» Provided records:
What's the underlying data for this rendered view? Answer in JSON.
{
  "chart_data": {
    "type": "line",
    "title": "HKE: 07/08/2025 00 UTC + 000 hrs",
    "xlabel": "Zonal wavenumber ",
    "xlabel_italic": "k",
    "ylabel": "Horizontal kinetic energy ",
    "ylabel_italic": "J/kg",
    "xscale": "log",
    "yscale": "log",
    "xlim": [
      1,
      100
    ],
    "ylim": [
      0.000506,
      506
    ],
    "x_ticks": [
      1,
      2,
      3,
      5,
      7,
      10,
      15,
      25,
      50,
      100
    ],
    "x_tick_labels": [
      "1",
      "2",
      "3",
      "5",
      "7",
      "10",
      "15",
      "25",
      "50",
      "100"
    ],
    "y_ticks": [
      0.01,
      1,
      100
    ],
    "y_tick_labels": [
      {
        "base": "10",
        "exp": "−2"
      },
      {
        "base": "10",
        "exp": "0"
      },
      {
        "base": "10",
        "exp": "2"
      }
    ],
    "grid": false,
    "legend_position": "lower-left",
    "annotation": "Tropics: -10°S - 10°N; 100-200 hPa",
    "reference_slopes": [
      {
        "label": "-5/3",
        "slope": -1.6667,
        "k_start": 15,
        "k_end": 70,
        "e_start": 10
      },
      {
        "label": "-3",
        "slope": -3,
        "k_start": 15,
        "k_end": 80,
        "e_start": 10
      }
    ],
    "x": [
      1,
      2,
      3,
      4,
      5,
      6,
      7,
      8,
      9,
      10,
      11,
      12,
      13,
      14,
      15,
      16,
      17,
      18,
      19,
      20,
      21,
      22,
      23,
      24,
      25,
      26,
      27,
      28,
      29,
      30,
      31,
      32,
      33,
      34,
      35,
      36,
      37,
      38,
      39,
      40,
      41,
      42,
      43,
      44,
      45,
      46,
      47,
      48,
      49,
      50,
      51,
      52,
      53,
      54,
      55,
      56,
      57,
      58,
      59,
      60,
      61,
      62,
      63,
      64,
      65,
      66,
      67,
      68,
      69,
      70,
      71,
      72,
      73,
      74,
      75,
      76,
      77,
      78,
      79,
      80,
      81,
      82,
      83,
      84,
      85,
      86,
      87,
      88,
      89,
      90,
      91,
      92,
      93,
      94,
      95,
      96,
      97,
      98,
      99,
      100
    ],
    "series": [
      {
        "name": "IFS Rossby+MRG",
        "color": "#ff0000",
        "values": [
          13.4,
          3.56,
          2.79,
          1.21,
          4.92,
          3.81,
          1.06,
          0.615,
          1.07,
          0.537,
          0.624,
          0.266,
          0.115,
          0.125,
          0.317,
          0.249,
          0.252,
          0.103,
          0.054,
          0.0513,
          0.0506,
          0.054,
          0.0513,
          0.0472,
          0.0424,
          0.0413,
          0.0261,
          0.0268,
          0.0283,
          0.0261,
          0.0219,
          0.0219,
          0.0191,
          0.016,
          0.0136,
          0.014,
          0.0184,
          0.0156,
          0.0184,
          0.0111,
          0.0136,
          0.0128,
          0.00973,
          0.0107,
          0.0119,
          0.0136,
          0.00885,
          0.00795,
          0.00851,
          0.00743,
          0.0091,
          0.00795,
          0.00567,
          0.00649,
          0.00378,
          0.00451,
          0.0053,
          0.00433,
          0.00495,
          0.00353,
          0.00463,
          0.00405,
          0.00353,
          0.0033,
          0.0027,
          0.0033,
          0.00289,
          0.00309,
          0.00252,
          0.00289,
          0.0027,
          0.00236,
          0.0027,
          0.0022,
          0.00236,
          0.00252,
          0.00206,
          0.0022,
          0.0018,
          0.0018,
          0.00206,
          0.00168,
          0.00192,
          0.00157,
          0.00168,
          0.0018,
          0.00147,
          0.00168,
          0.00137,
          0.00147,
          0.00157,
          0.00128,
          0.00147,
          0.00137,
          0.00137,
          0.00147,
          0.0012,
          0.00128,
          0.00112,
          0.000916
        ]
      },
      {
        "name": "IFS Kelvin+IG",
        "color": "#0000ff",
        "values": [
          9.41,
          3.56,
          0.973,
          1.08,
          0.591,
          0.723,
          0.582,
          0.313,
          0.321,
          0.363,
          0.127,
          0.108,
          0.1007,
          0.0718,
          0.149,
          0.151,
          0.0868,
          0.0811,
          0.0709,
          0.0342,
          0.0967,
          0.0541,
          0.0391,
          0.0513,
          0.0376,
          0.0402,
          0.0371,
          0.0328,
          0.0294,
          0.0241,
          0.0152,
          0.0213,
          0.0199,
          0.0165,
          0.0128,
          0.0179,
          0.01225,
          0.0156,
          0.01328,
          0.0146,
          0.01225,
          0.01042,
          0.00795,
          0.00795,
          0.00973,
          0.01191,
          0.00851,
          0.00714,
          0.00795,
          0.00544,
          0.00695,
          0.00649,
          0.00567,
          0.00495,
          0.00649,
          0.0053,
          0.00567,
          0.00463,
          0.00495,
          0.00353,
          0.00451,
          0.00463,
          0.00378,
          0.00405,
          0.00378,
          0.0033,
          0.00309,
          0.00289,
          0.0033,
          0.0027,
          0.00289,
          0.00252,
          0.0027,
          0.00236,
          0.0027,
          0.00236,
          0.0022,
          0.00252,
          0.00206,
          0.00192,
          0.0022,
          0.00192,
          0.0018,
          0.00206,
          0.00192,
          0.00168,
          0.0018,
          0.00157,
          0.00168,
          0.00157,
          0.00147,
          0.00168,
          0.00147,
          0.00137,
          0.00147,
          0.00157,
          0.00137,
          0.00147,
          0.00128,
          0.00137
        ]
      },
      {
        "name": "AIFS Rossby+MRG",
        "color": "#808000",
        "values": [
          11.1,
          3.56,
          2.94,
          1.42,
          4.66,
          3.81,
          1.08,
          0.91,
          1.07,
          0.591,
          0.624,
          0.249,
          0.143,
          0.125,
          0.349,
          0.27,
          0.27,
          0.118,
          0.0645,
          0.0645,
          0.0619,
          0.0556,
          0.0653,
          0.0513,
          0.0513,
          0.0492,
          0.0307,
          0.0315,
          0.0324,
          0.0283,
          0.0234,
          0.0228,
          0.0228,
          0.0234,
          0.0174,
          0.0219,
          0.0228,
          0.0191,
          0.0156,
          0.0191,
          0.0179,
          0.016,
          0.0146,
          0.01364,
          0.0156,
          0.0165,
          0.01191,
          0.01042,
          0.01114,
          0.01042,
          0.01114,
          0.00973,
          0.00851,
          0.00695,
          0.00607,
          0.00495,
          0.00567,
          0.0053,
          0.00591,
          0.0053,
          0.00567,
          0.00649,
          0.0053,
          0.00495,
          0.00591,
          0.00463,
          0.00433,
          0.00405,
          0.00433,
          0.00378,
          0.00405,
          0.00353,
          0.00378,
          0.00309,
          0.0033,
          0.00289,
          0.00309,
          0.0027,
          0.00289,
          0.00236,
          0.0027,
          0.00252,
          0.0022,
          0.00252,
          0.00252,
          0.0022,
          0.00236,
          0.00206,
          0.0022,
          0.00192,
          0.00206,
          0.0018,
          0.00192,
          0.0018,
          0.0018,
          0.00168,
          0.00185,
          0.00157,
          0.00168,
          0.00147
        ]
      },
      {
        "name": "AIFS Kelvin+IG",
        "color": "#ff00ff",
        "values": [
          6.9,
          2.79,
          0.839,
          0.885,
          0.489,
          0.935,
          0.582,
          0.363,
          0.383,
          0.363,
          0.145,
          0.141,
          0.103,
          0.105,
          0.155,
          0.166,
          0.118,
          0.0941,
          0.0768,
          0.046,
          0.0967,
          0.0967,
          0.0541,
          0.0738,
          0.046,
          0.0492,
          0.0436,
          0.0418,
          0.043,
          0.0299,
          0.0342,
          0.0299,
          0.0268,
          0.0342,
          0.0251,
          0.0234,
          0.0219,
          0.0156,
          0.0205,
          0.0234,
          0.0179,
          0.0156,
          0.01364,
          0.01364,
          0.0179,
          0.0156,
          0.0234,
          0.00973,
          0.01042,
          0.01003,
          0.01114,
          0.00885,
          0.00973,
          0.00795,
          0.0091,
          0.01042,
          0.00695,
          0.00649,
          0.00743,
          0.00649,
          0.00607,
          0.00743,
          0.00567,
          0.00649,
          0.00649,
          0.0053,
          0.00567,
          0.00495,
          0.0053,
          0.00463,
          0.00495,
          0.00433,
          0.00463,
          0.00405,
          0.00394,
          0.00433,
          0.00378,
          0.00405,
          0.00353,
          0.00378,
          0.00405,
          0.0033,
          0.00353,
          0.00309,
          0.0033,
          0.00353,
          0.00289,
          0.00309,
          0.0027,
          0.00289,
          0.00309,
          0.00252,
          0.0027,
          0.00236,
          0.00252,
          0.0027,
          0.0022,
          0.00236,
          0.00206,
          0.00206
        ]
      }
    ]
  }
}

» What you need to do: Extract all lines of the records above that include "color".

» Task output:
        "color": "#ff0000",
        "color": "#0000ff",
        "color": "#808000",
        "color": "#ff00ff",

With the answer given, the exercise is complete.